■ **GIVEN PROBLEM**:
Transcribe each record below word for word.

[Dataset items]
[START]

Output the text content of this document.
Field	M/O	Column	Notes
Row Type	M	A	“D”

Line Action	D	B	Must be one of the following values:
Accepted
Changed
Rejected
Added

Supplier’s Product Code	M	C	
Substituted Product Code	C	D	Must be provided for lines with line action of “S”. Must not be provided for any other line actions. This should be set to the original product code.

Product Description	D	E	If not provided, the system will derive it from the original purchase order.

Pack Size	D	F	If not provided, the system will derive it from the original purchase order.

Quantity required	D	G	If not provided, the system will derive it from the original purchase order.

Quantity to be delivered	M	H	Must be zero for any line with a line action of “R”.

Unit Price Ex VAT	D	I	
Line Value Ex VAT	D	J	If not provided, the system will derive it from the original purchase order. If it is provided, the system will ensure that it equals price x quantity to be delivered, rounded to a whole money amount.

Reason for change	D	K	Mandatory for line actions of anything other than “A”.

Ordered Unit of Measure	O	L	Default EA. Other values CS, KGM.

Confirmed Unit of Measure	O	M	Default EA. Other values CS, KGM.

[END]

■ **EXPECTED ANSWER**:
Output the text content of this document.
Field	M/O	Column	Notes
Row Type	M	A	“D”

Line Action	D	B	Must be one of the following values:
Accepted
Changed
Rejected
Added

Supplier’s Product Code	M	C	
Substituted Product Code	C	D	Must be provided for lines with line action of “S”. Must not be provided for any other line actions. This should be set to the original product code.

Product Description	D	E	If not provided, the system will derive it from the original purchase order.

Pack Size	D	F	If not provided, the system will derive it from the original purchase order.

Quantity required	D	G	If not provided, the system will derive it from the original purchase order.

Quantity to be delivered	M	H	Must be zero for any line with a line action of “R”.

Unit Price Ex VAT	D	I	
Line Value Ex VAT	D	J	If not provided, the system will derive it from the original purchase order. If it is provided, the system will ensure that it equals price x quantity to be delivered, rounded to a whole money amount.

Reason for change	D	K	Mandatory for line actions of anything other than “A”.

Ordered Unit of Measure	O	L	Default EA. Other values CS, KGM.

Confirmed Unit of Measure	O	M	Default EA. Other values CS, KGM.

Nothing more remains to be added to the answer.